* Data items
------------------------------------------------------------
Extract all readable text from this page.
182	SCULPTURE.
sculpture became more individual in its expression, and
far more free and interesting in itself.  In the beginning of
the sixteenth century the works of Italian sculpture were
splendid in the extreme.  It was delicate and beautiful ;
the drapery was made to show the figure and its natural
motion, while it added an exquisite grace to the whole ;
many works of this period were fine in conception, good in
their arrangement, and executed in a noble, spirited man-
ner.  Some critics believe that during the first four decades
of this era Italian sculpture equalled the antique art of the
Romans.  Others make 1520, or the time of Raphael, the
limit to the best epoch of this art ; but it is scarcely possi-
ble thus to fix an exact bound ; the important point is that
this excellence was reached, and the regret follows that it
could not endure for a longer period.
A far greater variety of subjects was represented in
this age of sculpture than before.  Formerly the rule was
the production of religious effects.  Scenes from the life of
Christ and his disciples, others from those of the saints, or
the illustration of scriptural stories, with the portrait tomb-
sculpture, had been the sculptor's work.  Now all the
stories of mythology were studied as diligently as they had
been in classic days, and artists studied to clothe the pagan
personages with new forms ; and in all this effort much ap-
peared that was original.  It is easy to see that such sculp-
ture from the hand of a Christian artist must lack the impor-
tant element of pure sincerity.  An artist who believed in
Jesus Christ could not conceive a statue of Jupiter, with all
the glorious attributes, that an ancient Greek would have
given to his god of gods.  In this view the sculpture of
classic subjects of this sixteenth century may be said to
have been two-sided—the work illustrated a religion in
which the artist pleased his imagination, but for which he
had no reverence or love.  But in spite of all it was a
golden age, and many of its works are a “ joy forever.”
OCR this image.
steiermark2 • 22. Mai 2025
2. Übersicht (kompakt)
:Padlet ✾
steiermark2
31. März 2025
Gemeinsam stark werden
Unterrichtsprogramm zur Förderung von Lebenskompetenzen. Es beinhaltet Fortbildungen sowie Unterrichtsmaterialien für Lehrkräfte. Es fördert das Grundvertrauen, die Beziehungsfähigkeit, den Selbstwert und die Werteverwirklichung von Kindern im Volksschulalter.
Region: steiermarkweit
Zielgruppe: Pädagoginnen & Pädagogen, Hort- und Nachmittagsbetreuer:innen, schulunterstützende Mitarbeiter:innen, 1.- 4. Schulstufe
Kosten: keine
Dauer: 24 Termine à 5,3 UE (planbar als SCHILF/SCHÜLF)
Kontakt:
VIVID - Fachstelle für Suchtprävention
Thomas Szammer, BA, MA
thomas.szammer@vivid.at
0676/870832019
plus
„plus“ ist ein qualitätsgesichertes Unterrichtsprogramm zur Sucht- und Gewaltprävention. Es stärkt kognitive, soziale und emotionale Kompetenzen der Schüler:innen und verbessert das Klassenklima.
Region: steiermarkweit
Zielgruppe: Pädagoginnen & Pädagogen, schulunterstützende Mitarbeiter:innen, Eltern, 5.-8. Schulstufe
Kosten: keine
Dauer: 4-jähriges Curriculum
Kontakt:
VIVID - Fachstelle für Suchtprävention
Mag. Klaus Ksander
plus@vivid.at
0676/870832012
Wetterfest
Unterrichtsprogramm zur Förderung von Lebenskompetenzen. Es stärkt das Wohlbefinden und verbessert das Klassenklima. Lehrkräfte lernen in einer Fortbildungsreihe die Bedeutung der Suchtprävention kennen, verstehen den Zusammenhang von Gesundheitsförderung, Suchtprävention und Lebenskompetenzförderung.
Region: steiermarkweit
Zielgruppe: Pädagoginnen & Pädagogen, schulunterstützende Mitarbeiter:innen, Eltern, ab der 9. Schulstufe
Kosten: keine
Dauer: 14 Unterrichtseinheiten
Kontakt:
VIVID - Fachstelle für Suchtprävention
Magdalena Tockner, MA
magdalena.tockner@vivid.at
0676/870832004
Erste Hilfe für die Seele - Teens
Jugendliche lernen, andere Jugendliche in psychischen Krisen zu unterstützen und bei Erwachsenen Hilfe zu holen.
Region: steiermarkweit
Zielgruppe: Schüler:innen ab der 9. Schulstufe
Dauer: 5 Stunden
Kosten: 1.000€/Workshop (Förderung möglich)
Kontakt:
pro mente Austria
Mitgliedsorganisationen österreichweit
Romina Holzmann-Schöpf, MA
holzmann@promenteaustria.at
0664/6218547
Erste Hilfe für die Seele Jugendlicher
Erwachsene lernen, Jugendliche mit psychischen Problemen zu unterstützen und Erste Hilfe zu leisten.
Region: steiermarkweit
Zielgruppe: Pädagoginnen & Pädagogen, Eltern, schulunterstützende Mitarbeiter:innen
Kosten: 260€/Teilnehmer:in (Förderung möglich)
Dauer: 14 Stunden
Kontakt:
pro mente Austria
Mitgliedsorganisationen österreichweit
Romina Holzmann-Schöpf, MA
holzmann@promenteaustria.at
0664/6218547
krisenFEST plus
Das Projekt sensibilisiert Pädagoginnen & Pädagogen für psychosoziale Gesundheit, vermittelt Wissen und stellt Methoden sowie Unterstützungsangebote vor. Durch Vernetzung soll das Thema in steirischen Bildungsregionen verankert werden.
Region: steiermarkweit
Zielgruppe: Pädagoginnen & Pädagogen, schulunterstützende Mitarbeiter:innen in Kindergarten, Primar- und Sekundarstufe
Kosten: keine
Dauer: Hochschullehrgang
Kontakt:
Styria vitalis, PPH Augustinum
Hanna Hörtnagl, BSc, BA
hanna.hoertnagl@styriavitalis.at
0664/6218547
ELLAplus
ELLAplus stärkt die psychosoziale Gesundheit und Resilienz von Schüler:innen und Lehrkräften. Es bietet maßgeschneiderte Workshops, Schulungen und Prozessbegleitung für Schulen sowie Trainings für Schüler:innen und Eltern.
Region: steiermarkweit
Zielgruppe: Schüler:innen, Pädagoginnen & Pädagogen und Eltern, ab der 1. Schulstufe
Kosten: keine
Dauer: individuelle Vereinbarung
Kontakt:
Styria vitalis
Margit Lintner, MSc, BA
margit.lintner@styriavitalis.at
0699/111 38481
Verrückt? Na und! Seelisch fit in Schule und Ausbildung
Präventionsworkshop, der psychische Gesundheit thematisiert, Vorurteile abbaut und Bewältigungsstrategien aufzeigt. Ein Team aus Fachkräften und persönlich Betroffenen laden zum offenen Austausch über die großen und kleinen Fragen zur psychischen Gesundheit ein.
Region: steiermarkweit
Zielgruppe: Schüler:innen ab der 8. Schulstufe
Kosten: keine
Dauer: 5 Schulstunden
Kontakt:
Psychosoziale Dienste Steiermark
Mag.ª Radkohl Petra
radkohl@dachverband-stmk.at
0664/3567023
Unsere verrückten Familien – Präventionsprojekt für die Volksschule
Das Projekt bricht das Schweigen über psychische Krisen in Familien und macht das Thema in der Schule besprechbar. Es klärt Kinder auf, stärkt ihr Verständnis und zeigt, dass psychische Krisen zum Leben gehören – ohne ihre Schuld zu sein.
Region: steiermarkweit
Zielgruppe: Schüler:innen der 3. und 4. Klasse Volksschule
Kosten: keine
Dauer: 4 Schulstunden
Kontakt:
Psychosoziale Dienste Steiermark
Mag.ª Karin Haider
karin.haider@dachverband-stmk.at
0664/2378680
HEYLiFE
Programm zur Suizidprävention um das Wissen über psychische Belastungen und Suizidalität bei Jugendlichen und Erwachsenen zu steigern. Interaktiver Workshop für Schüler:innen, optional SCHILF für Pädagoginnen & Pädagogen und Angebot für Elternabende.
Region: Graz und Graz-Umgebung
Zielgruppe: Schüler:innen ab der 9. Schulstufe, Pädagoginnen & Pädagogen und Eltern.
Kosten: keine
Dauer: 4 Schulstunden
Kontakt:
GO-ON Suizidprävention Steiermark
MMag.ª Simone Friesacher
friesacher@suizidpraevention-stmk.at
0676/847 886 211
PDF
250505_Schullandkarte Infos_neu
------------------------------------------------------------
Show every line from the entries above in which the word "stories" appears.

* RESULT FOR THIS TASK
the illustration of scriptural stories, with the portrait tomb-
stories of mythology were studied as diligently as they had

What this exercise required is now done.